EXERCISE DIRECTIONS –
Reproduce the records below in full and without edits, omitting images.

MATERIAL FOR THIS TASK –
########################################
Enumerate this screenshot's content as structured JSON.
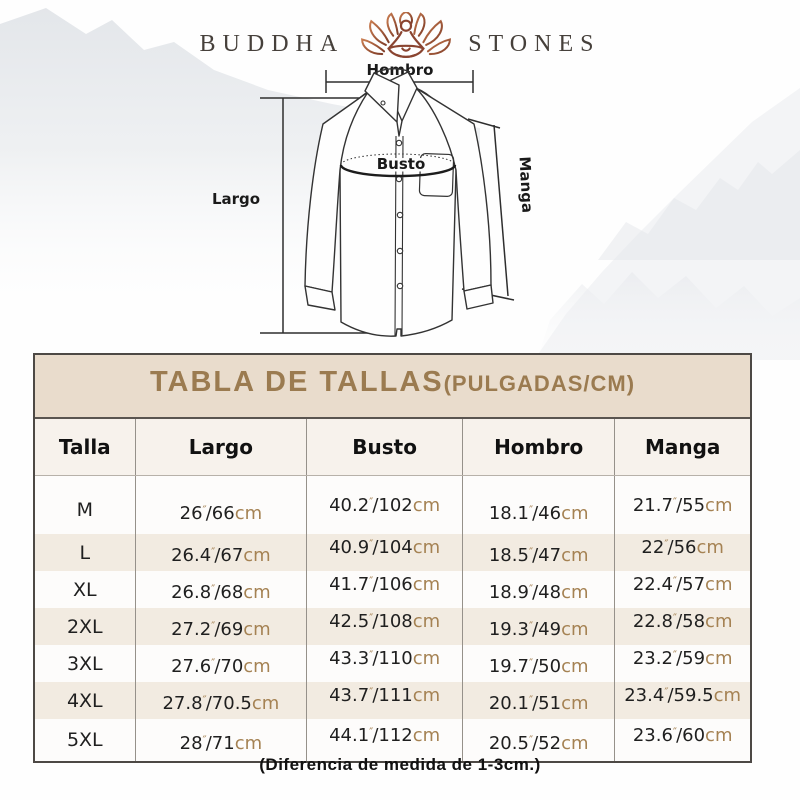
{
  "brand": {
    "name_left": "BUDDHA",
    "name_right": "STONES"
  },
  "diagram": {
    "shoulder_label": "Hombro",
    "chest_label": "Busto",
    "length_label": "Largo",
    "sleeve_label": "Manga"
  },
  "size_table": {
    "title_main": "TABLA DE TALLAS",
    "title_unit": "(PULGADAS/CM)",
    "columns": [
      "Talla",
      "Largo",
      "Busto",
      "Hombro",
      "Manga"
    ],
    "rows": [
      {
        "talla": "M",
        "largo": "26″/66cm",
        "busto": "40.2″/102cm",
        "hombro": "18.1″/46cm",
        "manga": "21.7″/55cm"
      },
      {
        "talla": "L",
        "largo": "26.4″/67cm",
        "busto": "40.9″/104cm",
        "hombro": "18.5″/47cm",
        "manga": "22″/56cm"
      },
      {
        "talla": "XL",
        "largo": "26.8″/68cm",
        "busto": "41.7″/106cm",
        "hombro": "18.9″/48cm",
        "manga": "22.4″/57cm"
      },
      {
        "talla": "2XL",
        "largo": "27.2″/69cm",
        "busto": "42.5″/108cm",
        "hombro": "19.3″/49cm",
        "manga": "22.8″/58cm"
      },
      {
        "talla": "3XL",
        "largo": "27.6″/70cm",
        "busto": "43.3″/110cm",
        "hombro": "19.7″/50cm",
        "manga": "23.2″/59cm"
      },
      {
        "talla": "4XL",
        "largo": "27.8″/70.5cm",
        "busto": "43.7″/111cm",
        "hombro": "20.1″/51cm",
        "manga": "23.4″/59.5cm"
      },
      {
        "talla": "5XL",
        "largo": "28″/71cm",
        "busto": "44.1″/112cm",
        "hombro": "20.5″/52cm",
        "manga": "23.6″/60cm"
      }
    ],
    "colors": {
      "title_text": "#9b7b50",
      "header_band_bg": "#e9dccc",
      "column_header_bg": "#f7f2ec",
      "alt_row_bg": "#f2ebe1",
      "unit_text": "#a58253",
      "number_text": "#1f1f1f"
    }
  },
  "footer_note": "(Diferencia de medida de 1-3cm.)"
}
########################################
OUTPUT FOR THIS TASK –
Enumerate this screenshot's content as structured JSON.
{
  "brand": {
    "name_left": "BUDDHA",
    "name_right": "STONES"
  },
  "diagram": {
    "shoulder_label": "Hombro",
    "chest_label": "Busto",
    "length_label": "Largo",
    "sleeve_label": "Manga"
  },
  "size_table": {
    "title_main": "TABLA DE TALLAS",
    "title_unit": "(PULGADAS/CM)",
    "columns": [
      "Talla",
      "Largo",
      "Busto",
      "Hombro",
      "Manga"
    ],
    "rows": [
      {
        "talla": "M",
        "largo": "26″/66cm",
        "busto": "40.2″/102cm",
        "hombro": "18.1″/46cm",
        "manga": "21.7″/55cm"
      },
      {
        "talla": "L",
        "largo": "26.4″/67cm",
        "busto": "40.9″/104cm",
        "hombro": "18.5″/47cm",
        "manga": "22″/56cm"
      },
      {
        "talla": "XL",
        "largo": "26.8″/68cm",
        "busto": "41.7″/106cm",
        "hombro": "18.9″/48cm",
        "manga": "22.4″/57cm"
      },
      {
        "talla": "2XL",
        "largo": "27.2″/69cm",
        "busto": "42.5″/108cm",
        "hombro": "19.3″/49cm",
        "manga": "22.8″/58cm"
      },
      {
        "talla": "3XL",
        "largo": "27.6″/70cm",
        "busto": "43.3″/110cm",
        "hombro": "19.7″/50cm",
        "manga": "23.2″/59cm"
      },
      {
        "talla": "4XL",
        "largo": "27.8″/70.5cm",
        "busto": "43.7″/111cm",
        "hombro": "20.1″/51cm",
        "manga": "23.4″/59.5cm"
      },
      {
        "talla": "5XL",
        "largo": "28″/71cm",
        "busto": "44.1″/112cm",
        "hombro": "20.5″/52cm",
        "manga": "23.6″/60cm"
      }
    ],
    "colors": {
      "title_text": "#9b7b50",
      "header_band_bg": "#e9dccc",
      "column_header_bg": "#f7f2ec",
      "alt_row_bg": "#f2ebe1",
      "unit_text": "#a58253",
      "number_text": "#1f1f1f"
    }
  },
  "footer_note": "(Diferencia de medida de 1-3cm.)"
}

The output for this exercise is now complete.